Reproduce the lines of the material exactly, excluding every image.

§ EXERCISE DATA:
— BEGIN —

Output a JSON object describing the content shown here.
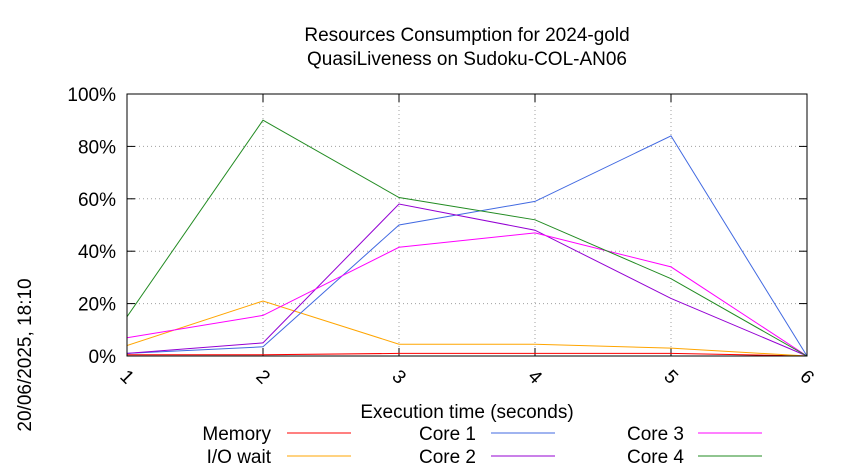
{
  "side_label": "20/06/2025, 18:10",
  "chart_data": {
    "type": "line",
    "title": [
      "Resources Consumption for 2024-gold",
      "QuasiLiveness on Sudoku-COL-AN06"
    ],
    "xlabel": "Execution time (seconds)",
    "ylabel": "",
    "x": [
      1,
      2,
      3,
      4,
      5,
      6
    ],
    "xlim": [
      1,
      6
    ],
    "ylim": [
      0,
      100
    ],
    "x_tick_labels": [
      "1",
      "2",
      "3",
      "4",
      "5",
      "6"
    ],
    "y_tick_labels": [
      "0%",
      "20%",
      "40%",
      "60%",
      "80%",
      "100%"
    ],
    "y_ticks": [
      0,
      20,
      40,
      60,
      80,
      100
    ],
    "grid": true,
    "legend_position": "bottom",
    "series": [
      {
        "name": "Memory",
        "color": "#ff0000",
        "values": [
          0.5,
          0.5,
          1,
          1,
          1,
          0
        ]
      },
      {
        "name": "I/O wait",
        "color": "#ffa500",
        "values": [
          4,
          21,
          4.5,
          4.5,
          3,
          0
        ]
      },
      {
        "name": "Core 1",
        "color": "#4169e1",
        "values": [
          1,
          3.5,
          50,
          59,
          84,
          0
        ]
      },
      {
        "name": "Core 2",
        "color": "#9400d3",
        "values": [
          1,
          5,
          58,
          48,
          22,
          0
        ]
      },
      {
        "name": "Core 3",
        "color": "#ff00ff",
        "values": [
          7,
          15.5,
          41.5,
          47,
          34,
          0
        ]
      },
      {
        "name": "Core 4",
        "color": "#228b22",
        "values": [
          15,
          90,
          60.5,
          52,
          29.5,
          0
        ]
      }
    ]
  }
}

— END —

§ TASK RESULT:
Output a JSON object describing the content shown here.
{
  "side_label": "20/06/2025, 18:10",
  "chart_data": {
    "type": "line",
    "title": [
      "Resources Consumption for 2024-gold",
      "QuasiLiveness on Sudoku-COL-AN06"
    ],
    "xlabel": "Execution time (seconds)",
    "ylabel": "",
    "x": [
      1,
      2,
      3,
      4,
      5,
      6
    ],
    "xlim": [
      1,
      6
    ],
    "ylim": [
      0,
      100
    ],
    "x_tick_labels": [
      "1",
      "2",
      "3",
      "4",
      "5",
      "6"
    ],
    "y_tick_labels": [
      "0%",
      "20%",
      "40%",
      "60%",
      "80%",
      "100%"
    ],
    "y_ticks": [
      0,
      20,
      40,
      60,
      80,
      100
    ],
    "grid": true,
    "legend_position": "bottom",
    "series": [
      {
        "name": "Memory",
        "color": "#ff0000",
        "values": [
          0.5,
          0.5,
          1,
          1,
          1,
          0
        ]
      },
      {
        "name": "I/O wait",
        "color": "#ffa500",
        "values": [
          4,
          21,
          4.5,
          4.5,
          3,
          0
        ]
      },
      {
        "name": "Core 1",
        "color": "#4169e1",
        "values": [
          1,
          3.5,
          50,
          59,
          84,
          0
        ]
      },
      {
        "name": "Core 2",
        "color": "#9400d3",
        "values": [
          1,
          5,
          58,
          48,
          22,
          0
        ]
      },
      {
        "name": "Core 3",
        "color": "#ff00ff",
        "values": [
          7,
          15.5,
          41.5,
          47,
          34,
          0
        ]
      },
      {
        "name": "Core 4",
        "color": "#228b22",
        "values": [
          15,
          90,
          60.5,
          52,
          29.5,
          0
        ]
      }
    ]
  }
}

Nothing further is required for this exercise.